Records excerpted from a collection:

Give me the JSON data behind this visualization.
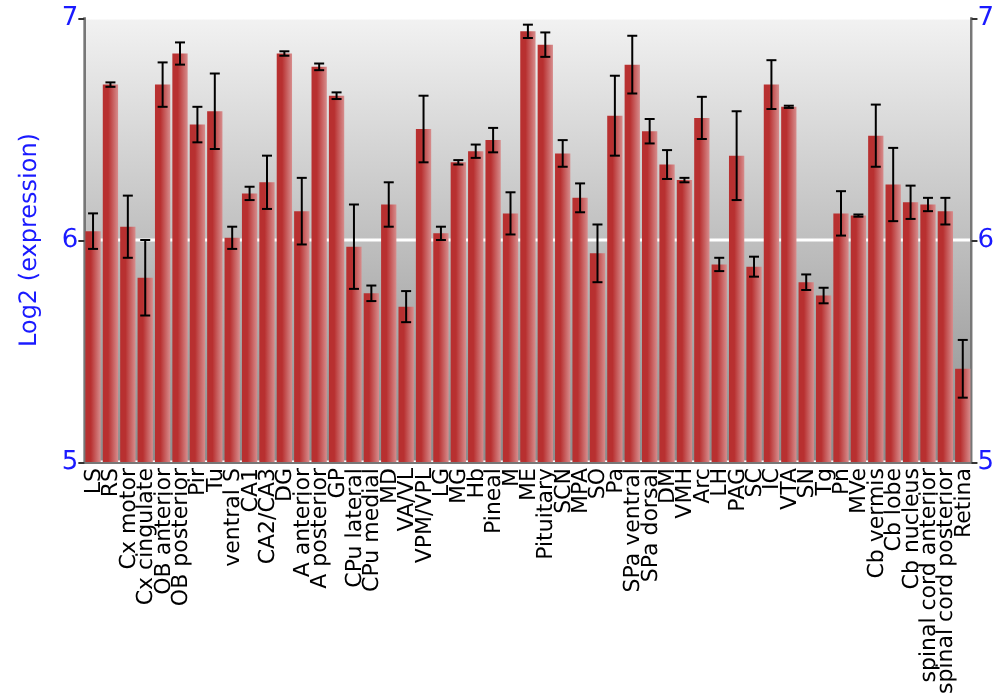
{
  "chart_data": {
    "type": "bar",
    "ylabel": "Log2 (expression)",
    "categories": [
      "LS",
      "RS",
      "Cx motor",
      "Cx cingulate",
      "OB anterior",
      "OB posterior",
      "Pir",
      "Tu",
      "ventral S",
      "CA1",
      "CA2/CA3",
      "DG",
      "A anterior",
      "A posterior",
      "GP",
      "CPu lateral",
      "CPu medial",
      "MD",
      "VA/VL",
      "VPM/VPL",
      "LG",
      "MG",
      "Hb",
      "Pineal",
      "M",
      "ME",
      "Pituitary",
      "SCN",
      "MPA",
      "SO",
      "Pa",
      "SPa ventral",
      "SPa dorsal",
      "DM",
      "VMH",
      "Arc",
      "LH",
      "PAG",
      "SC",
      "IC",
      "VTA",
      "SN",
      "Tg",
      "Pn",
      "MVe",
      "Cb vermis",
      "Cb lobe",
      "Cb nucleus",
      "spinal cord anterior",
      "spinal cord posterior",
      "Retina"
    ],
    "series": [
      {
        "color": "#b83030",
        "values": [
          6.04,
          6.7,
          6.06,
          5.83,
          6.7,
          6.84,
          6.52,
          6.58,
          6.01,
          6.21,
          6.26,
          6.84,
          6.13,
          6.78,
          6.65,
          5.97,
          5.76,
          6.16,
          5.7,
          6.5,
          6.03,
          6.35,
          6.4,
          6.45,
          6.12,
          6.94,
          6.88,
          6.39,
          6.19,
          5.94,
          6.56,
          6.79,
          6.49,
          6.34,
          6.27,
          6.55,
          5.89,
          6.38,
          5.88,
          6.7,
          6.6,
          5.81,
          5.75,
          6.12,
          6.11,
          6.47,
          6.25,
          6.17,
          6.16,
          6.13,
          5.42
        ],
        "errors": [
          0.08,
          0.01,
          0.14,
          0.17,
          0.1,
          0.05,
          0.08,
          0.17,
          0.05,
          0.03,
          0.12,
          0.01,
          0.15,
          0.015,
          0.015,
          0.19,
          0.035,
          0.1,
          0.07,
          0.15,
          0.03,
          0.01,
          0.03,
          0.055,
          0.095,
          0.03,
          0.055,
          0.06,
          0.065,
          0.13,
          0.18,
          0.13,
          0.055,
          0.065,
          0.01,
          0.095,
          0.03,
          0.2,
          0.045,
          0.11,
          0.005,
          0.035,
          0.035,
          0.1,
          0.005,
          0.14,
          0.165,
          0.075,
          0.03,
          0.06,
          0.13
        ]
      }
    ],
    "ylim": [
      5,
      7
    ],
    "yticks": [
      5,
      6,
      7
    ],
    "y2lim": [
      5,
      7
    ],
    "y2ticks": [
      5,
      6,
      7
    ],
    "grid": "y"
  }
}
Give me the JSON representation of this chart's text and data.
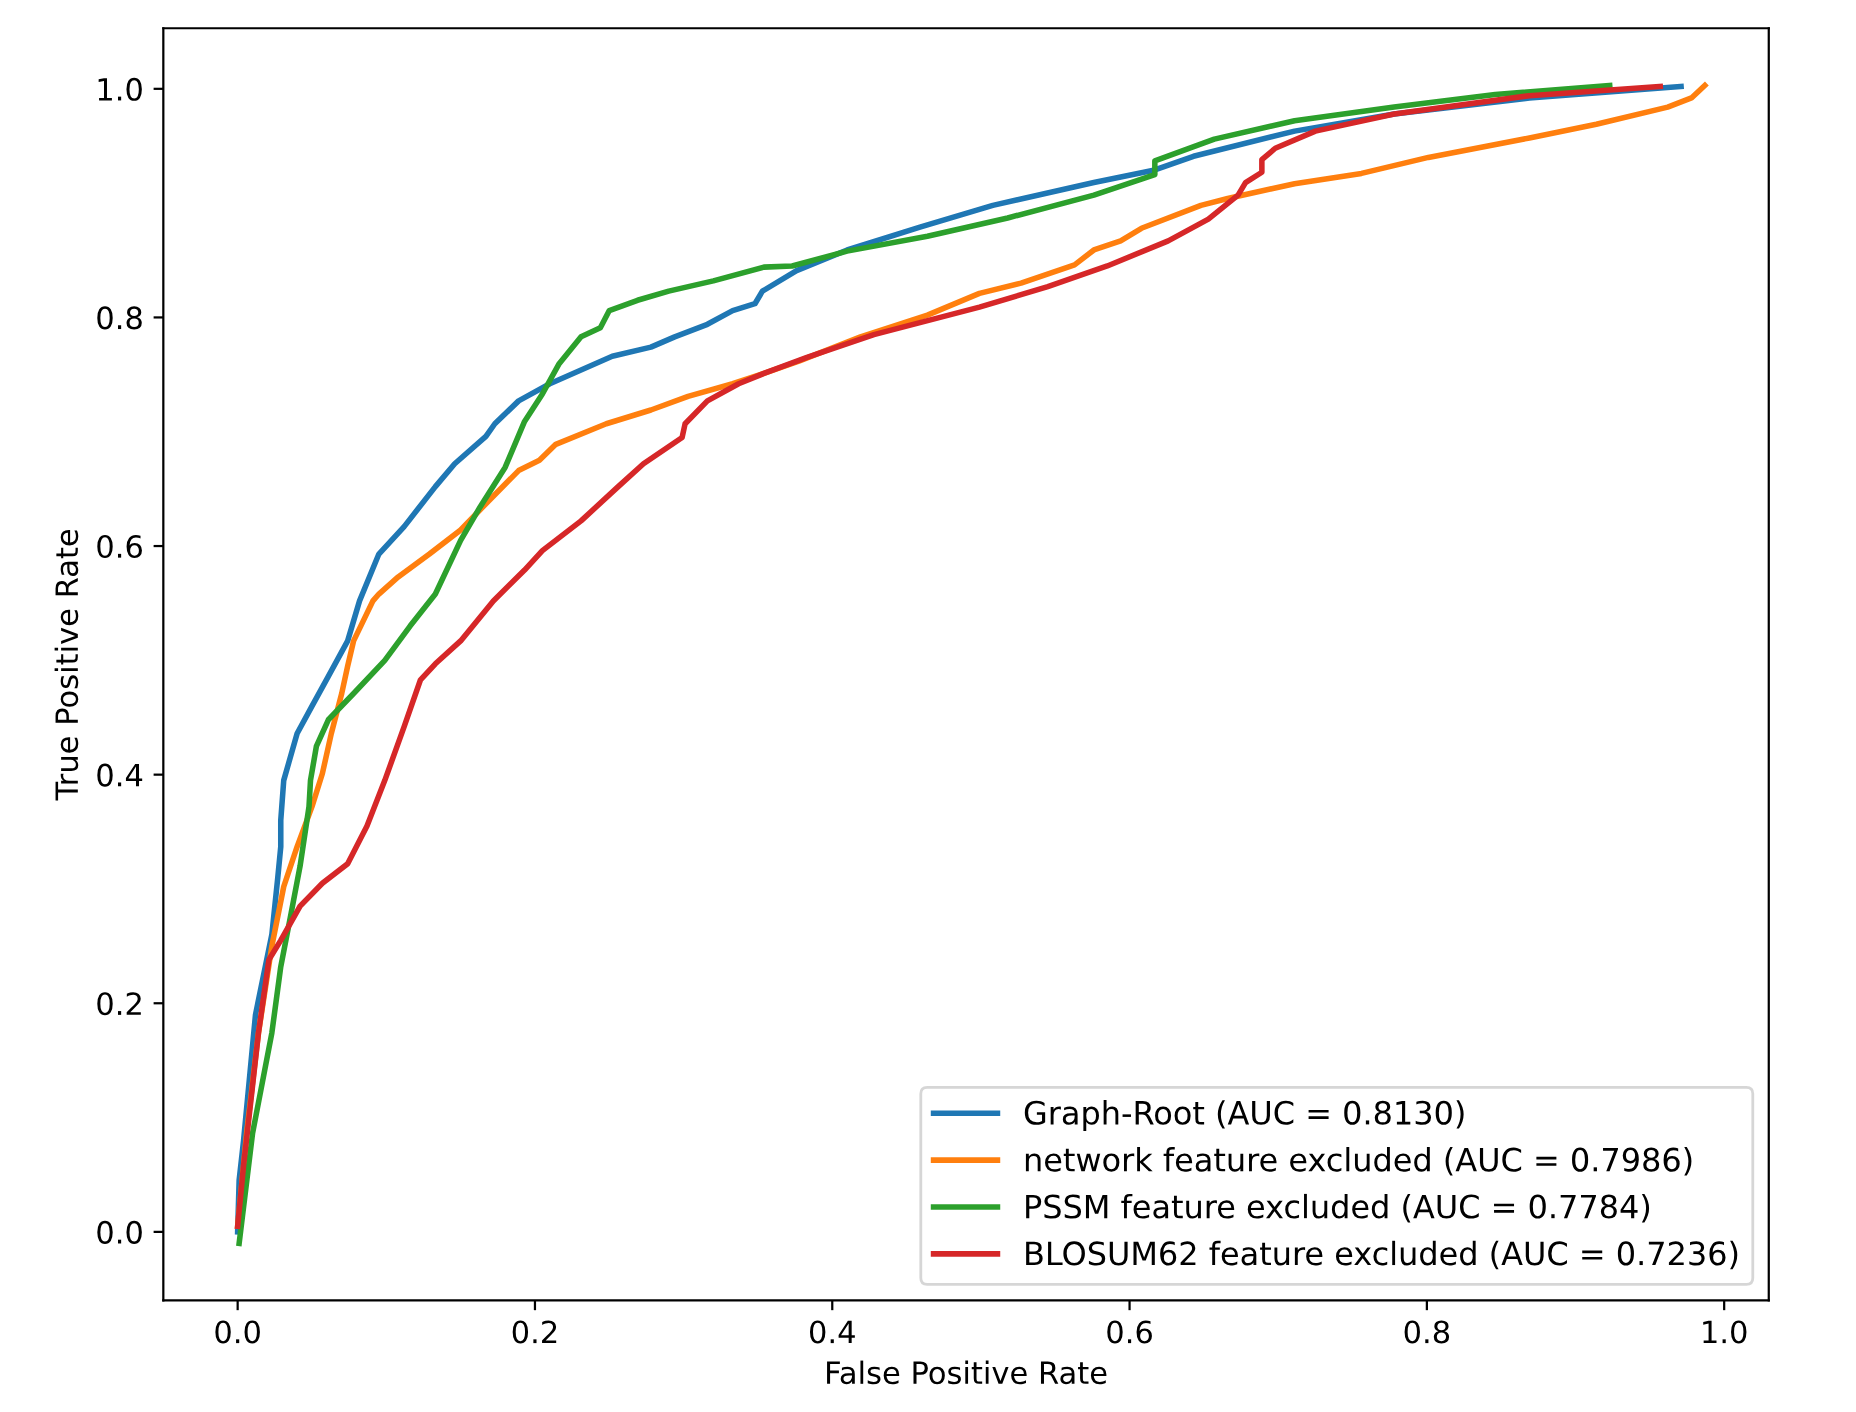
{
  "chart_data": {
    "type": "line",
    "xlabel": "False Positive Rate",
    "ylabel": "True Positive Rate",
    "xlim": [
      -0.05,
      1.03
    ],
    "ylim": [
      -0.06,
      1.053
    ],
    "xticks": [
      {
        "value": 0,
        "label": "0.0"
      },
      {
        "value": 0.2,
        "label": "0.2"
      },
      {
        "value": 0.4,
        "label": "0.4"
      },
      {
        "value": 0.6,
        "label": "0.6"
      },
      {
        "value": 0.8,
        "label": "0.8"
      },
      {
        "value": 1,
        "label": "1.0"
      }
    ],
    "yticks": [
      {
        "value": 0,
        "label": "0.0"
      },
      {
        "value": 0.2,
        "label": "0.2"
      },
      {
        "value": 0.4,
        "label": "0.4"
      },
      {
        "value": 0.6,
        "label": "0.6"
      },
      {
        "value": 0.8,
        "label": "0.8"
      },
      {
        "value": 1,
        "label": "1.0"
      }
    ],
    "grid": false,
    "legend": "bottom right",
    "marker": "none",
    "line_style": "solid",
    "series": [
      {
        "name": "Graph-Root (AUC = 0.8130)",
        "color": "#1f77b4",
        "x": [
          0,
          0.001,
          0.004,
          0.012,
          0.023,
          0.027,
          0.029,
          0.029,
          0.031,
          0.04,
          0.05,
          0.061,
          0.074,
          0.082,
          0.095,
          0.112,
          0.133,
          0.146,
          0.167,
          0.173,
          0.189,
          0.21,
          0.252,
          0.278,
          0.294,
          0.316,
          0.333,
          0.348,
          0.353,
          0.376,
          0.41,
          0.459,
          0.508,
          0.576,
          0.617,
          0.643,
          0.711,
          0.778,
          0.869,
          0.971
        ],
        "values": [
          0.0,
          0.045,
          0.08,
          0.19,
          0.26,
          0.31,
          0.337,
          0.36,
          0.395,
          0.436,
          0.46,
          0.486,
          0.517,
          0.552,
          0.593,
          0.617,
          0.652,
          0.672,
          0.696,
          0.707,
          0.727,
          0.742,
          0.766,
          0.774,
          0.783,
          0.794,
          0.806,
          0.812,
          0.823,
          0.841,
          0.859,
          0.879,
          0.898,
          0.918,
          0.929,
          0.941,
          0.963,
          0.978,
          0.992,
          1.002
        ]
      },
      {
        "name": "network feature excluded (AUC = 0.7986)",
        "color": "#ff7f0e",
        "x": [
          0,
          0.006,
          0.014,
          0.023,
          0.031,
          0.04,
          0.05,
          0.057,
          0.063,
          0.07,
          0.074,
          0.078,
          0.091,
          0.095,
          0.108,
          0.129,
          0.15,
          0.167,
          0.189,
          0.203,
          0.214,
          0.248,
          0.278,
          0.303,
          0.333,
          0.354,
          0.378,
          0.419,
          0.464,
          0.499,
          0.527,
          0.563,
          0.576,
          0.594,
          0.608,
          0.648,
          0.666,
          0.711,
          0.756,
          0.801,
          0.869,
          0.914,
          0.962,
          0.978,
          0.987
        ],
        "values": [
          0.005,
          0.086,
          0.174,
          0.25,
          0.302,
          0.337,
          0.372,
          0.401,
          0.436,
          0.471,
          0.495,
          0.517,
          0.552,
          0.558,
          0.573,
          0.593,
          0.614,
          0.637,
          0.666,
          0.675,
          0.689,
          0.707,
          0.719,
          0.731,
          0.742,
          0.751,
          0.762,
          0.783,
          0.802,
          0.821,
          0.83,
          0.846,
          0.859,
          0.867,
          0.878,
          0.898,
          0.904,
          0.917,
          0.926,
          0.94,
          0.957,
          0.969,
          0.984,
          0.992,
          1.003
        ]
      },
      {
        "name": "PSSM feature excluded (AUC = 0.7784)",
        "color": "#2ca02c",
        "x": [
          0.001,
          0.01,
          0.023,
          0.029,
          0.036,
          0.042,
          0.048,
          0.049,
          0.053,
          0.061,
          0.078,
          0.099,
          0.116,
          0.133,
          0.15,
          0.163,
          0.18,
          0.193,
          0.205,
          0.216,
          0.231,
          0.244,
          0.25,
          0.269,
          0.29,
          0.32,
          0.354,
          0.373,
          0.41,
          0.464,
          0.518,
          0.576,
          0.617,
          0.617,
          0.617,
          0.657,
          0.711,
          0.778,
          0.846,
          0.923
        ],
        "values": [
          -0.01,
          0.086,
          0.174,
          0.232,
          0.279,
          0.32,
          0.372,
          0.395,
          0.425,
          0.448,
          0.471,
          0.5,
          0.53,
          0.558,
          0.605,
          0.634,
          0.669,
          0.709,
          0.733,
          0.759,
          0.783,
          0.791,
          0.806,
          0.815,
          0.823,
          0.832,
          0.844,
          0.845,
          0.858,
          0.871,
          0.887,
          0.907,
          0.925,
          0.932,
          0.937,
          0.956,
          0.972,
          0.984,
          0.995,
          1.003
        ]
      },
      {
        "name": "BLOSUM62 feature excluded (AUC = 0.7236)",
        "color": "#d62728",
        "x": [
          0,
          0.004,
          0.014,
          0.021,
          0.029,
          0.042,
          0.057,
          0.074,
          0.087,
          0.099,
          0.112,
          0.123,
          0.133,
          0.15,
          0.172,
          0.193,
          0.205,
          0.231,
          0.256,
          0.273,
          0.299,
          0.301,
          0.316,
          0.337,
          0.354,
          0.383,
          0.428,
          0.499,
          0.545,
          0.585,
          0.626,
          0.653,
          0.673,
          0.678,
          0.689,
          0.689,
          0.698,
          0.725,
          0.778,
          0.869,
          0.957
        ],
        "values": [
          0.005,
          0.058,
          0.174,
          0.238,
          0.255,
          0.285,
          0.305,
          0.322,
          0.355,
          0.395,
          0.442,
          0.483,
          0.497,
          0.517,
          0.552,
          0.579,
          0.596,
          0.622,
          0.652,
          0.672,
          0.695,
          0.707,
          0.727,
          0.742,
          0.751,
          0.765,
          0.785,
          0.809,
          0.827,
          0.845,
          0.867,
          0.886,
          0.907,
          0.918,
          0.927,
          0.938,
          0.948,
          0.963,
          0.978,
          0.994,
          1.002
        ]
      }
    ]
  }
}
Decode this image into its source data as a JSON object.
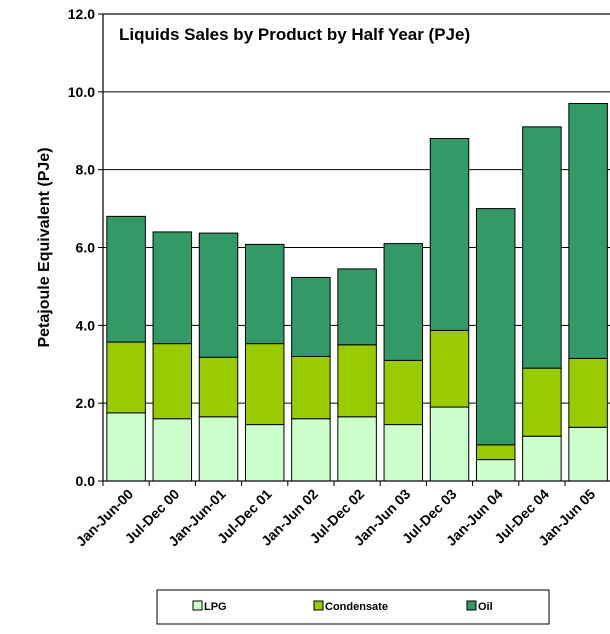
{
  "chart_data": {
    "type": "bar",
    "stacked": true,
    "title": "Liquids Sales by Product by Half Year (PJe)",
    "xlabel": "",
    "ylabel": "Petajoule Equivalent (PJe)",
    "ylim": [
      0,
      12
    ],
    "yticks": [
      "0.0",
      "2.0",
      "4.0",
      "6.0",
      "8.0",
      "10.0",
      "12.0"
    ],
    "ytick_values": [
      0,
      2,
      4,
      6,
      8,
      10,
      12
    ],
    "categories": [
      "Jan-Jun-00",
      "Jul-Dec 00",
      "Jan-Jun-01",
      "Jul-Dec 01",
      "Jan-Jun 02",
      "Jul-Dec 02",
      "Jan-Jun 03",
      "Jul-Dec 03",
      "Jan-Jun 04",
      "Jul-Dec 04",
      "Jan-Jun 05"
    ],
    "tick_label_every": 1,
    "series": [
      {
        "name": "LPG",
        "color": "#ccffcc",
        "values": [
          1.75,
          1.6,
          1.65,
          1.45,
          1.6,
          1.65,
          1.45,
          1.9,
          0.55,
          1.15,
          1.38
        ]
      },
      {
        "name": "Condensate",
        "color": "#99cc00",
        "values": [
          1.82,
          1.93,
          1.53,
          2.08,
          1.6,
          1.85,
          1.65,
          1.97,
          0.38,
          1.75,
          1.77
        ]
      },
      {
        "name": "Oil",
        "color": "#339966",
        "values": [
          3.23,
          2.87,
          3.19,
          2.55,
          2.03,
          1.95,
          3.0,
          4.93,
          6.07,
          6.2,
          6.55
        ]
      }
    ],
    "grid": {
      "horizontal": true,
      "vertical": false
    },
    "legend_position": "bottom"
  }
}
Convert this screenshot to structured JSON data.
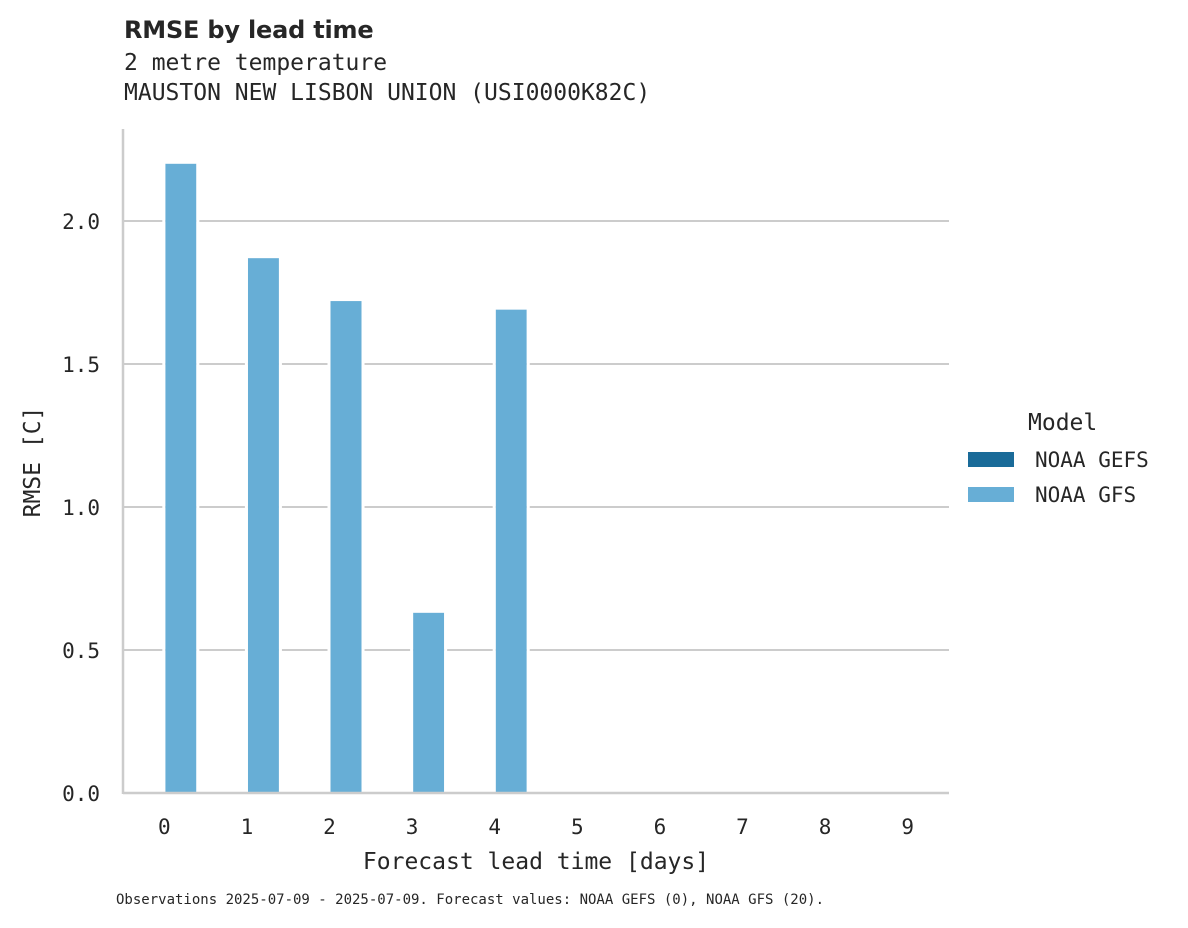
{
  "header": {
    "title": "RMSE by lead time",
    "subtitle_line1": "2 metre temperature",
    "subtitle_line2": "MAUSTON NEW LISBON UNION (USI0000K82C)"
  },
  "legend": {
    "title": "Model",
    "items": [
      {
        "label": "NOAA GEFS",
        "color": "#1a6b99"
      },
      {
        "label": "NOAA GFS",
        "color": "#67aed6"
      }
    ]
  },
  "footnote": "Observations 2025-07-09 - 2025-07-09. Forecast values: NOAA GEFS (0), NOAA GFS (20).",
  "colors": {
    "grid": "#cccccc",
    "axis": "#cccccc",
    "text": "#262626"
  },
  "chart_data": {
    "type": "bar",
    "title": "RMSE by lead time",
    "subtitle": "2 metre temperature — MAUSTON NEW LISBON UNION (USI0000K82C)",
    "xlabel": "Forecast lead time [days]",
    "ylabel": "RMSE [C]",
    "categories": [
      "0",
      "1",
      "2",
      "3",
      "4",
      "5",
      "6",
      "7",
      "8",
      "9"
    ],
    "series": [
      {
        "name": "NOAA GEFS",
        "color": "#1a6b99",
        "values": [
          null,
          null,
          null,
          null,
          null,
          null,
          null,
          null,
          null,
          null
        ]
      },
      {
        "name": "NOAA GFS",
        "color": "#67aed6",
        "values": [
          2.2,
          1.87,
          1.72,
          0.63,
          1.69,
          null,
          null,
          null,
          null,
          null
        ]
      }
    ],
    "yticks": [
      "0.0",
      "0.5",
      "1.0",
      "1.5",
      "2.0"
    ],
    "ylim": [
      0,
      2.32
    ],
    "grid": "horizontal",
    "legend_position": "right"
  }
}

▶ **OBJECTIVE**: In the listing, find each line with the string "this" and copy it.

▶ **ANSWER**:
Give me the JSON data behind this visualization.
Give me the JSON representation of this chart's text and data.
Decode this image into its source data as a JSON object.
Convert this screenshot to structured JSON data.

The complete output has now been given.